EXERCISE BRIEF: Identify the lines that contain the string "Oggetti" and copy all of them.

DATA:
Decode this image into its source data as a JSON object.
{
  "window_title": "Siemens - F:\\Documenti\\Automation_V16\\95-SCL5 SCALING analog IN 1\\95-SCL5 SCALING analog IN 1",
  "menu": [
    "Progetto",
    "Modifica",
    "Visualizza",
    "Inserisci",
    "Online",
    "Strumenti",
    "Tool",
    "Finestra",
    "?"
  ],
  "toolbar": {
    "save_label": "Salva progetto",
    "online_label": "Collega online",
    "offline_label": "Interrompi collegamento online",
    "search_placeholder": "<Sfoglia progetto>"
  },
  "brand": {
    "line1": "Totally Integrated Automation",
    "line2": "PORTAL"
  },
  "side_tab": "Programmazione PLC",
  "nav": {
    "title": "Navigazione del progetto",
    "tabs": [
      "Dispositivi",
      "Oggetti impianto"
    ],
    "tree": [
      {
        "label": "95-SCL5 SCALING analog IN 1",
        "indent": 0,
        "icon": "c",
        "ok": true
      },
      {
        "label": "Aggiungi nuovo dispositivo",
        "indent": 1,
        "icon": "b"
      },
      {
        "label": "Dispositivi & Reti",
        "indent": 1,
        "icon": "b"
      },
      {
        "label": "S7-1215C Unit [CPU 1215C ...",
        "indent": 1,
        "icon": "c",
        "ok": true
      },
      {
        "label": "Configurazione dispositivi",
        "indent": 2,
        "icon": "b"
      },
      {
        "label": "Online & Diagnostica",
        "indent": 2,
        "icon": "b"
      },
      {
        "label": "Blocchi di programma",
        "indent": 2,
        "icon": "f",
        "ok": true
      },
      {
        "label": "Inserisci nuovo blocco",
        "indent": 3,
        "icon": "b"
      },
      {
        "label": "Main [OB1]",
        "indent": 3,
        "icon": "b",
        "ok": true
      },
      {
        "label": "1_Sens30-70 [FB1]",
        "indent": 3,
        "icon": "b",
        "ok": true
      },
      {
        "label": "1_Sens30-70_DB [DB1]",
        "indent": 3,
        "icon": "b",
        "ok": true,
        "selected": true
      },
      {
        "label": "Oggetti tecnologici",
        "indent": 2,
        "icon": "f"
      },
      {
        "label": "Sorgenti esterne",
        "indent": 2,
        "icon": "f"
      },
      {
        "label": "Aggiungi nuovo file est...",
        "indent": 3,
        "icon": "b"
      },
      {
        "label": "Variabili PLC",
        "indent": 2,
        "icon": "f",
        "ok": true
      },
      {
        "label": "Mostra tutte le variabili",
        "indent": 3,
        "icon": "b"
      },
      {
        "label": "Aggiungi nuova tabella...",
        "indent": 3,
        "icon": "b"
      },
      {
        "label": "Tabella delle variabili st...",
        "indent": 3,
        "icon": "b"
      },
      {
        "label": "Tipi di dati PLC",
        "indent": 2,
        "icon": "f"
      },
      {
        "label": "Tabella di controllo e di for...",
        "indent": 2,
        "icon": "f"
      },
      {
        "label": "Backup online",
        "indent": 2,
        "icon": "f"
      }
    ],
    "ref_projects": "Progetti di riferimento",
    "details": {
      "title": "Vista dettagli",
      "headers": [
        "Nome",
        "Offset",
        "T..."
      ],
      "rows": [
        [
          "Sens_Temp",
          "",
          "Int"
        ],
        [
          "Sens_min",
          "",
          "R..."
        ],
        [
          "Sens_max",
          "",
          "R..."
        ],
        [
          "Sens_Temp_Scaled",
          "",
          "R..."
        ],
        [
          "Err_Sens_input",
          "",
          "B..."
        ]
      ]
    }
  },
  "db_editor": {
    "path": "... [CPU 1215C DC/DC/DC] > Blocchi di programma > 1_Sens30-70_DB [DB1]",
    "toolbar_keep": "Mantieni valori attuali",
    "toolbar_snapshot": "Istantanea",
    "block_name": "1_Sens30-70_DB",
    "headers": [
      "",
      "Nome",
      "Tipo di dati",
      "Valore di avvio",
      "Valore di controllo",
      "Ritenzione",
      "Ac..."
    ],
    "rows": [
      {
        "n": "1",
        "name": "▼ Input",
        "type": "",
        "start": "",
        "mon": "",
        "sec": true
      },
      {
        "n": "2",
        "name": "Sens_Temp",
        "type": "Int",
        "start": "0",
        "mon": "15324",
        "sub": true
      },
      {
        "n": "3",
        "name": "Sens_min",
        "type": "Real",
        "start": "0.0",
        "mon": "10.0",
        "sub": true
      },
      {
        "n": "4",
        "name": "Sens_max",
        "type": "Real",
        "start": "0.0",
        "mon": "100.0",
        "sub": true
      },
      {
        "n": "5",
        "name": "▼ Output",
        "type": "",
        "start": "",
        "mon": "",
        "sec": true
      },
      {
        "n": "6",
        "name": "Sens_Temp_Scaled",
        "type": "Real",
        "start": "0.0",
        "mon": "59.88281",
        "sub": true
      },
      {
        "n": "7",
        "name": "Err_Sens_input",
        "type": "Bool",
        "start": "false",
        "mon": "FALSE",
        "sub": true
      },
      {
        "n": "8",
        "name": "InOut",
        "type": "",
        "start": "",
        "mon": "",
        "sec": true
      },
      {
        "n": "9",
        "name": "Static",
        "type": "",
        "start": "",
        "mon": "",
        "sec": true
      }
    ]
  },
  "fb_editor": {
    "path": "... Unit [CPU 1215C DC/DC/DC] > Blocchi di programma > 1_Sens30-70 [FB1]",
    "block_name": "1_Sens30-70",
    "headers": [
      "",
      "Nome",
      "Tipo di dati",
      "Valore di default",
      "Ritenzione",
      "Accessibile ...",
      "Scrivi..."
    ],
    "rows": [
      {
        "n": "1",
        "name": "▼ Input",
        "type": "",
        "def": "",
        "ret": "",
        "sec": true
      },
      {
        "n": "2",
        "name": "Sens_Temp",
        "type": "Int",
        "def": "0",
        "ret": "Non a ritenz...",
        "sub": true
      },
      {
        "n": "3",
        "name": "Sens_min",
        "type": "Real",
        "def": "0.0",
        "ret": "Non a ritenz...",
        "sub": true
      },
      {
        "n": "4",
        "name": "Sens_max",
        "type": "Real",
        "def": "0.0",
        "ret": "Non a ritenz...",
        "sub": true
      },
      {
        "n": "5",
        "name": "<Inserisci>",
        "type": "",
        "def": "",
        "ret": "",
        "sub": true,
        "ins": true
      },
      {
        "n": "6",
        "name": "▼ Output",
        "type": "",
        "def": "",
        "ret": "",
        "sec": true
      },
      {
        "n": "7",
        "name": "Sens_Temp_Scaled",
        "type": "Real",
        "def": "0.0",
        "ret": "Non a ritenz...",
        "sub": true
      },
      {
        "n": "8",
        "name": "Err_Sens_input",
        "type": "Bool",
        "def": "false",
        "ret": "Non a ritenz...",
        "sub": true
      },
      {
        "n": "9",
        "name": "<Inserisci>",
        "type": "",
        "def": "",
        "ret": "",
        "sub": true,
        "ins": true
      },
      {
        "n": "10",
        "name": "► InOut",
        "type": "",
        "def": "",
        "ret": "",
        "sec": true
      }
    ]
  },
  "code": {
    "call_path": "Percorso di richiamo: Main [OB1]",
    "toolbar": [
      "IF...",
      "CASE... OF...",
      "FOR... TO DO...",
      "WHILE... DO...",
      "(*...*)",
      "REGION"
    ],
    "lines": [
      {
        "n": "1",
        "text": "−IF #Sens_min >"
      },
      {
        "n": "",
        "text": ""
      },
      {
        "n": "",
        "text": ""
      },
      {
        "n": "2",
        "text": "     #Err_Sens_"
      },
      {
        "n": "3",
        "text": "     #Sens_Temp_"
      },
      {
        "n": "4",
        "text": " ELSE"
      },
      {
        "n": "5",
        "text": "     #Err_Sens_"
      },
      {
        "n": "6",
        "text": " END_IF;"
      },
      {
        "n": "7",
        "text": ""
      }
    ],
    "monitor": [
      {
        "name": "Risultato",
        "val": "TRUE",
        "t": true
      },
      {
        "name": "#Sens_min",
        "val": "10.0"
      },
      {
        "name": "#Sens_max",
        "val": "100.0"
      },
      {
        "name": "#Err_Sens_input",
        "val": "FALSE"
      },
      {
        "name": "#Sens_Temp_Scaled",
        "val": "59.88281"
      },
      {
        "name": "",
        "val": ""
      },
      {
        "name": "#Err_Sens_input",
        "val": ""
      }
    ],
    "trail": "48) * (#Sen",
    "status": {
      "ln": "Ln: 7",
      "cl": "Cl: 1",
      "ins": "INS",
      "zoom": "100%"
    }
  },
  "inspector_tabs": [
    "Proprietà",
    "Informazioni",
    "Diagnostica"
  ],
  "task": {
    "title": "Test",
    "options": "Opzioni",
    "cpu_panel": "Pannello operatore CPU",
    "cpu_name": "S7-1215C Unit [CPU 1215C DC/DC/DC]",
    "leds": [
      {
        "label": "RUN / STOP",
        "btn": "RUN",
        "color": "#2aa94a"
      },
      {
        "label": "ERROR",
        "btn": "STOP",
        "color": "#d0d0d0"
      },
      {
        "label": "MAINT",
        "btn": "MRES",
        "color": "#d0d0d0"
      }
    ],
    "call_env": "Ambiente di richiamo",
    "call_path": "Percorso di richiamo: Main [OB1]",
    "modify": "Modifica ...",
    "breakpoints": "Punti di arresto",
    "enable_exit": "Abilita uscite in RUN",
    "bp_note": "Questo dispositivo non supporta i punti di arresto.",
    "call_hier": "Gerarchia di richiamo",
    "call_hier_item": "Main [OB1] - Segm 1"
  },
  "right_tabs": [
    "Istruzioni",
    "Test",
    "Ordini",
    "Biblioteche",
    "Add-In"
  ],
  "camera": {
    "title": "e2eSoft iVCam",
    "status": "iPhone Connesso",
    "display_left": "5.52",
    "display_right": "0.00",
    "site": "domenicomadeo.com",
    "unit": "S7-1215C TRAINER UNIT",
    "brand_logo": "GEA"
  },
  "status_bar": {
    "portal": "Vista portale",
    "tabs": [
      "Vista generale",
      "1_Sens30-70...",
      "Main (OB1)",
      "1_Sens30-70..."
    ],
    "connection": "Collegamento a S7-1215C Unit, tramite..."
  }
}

EXPECTED ANSWER:
      "Oggetti impianto"
        "label": "Oggetti tecnologici",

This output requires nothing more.